TASK TO COMPLETE:
Repeat the listing that follows, character for character, minus the pictures.

· · · · ·

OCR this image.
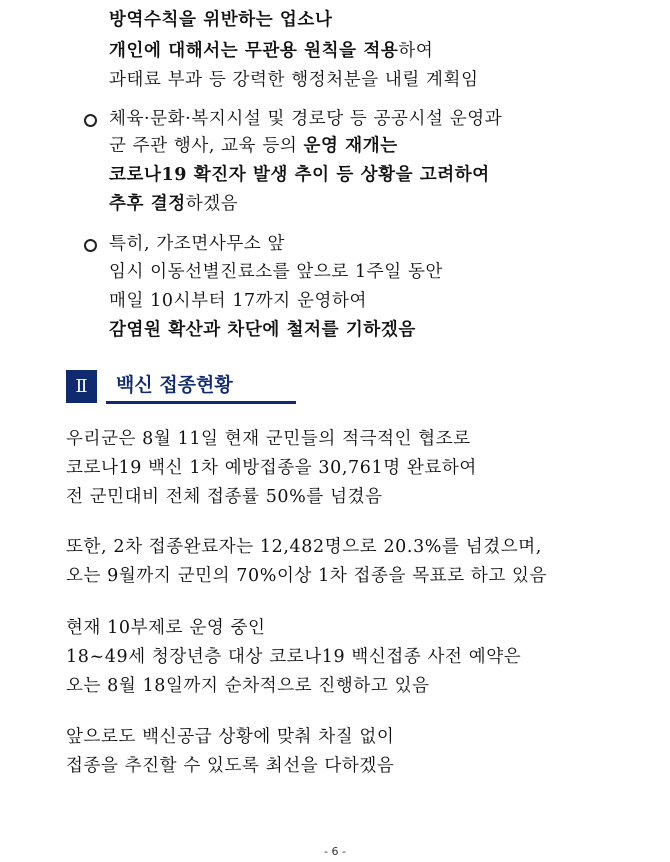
방역수칙을 위반하는 업소나
개인에 대해서는 무관용 원칙을 적용하여
과태료 부과 등 강력한 행정처분을 내릴 계획임
체육·문화·복지시설 및 경로당 등 공공시설 운영과
군 주관 행사, 교육 등의 운영 재개는
코로나19 확진자 발생 추이 등 상황을 고려하여
추후 결정하겠음
특히, 가조면사무소 앞
임시 이동선별진료소를 앞으로 1주일 동안
매일 10시부터 17까지 운영하여
감염원 확산과 차단에 철저를 기하겠음
우리군은 8월 11일 현재 군민들의 적극적인 협조로
코로나19 백신 1차 예방접종을 30,761명 완료하여
전 군민대비 전체 접종률 50%를 넘겼음
또한, 2차 접종완료자는 12,482명으로 20.3%를 넘겼으며,
오는 9월까지 군민의 70%이상 1차 접종을 목표로 하고 있음
현재 10부제로 운영 중인
18~49세 청장년층 대상 코로나19 백신접종 사전 예약은
오는 8월 18일까지 순차적으로 진행하고 있음
앞으로도 백신공급 상황에 맞춰 차질 없이
접종을 추진할 수 있도록 최선을 다하겠음
Ⅱ	백신 접종현황
- 6 -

· · · · ·

SOLUTION TO THE PROBLEM:
OCR this image.
방역수칙을 위반하는 업소나
개인에 대해서는 무관용 원칙을 적용하여
과태료 부과 등 강력한 행정처분을 내릴 계획임
체육·문화·복지시설 및 경로당 등 공공시설 운영과
군 주관 행사, 교육 등의 운영 재개는
코로나19 확진자 발생 추이 등 상황을 고려하여
추후 결정하겠음
특히, 가조면사무소 앞
임시 이동선별진료소를 앞으로 1주일 동안
매일 10시부터 17까지 운영하여
감염원 확산과 차단에 철저를 기하겠음
우리군은 8월 11일 현재 군민들의 적극적인 협조로
코로나19 백신 1차 예방접종을 30,761명 완료하여
전 군민대비 전체 접종률 50%를 넘겼음
또한, 2차 접종완료자는 12,482명으로 20.3%를 넘겼으며,
오는 9월까지 군민의 70%이상 1차 접종을 목표로 하고 있음
현재 10부제로 운영 중인
18~49세 청장년층 대상 코로나19 백신접종 사전 예약은
오는 8월 18일까지 순차적으로 진행하고 있음
앞으로도 백신공급 상황에 맞춰 차질 없이
접종을 추진할 수 있도록 최선을 다하겠음
Ⅱ	백신 접종현황
- 6 -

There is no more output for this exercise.